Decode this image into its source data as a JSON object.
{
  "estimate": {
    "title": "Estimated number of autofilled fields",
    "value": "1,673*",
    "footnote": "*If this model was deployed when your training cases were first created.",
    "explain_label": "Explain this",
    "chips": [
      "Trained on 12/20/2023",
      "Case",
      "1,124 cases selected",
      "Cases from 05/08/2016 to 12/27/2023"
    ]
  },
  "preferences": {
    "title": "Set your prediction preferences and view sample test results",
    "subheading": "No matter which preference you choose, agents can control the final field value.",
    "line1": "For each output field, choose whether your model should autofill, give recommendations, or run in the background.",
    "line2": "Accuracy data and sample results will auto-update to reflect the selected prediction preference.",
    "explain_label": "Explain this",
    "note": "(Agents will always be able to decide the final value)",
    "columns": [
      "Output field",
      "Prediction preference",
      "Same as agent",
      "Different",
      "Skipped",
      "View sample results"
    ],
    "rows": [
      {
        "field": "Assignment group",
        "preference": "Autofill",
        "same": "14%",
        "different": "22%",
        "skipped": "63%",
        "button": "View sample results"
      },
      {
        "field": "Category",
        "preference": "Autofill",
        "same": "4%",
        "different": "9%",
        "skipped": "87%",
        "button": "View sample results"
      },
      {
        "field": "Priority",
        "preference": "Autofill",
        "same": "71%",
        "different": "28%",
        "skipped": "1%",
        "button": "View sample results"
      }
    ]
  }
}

= = = = = = =

Task directions:
In the data above, count the lines where the word "final" appears; reply with the number only.

Solution to this problem:
2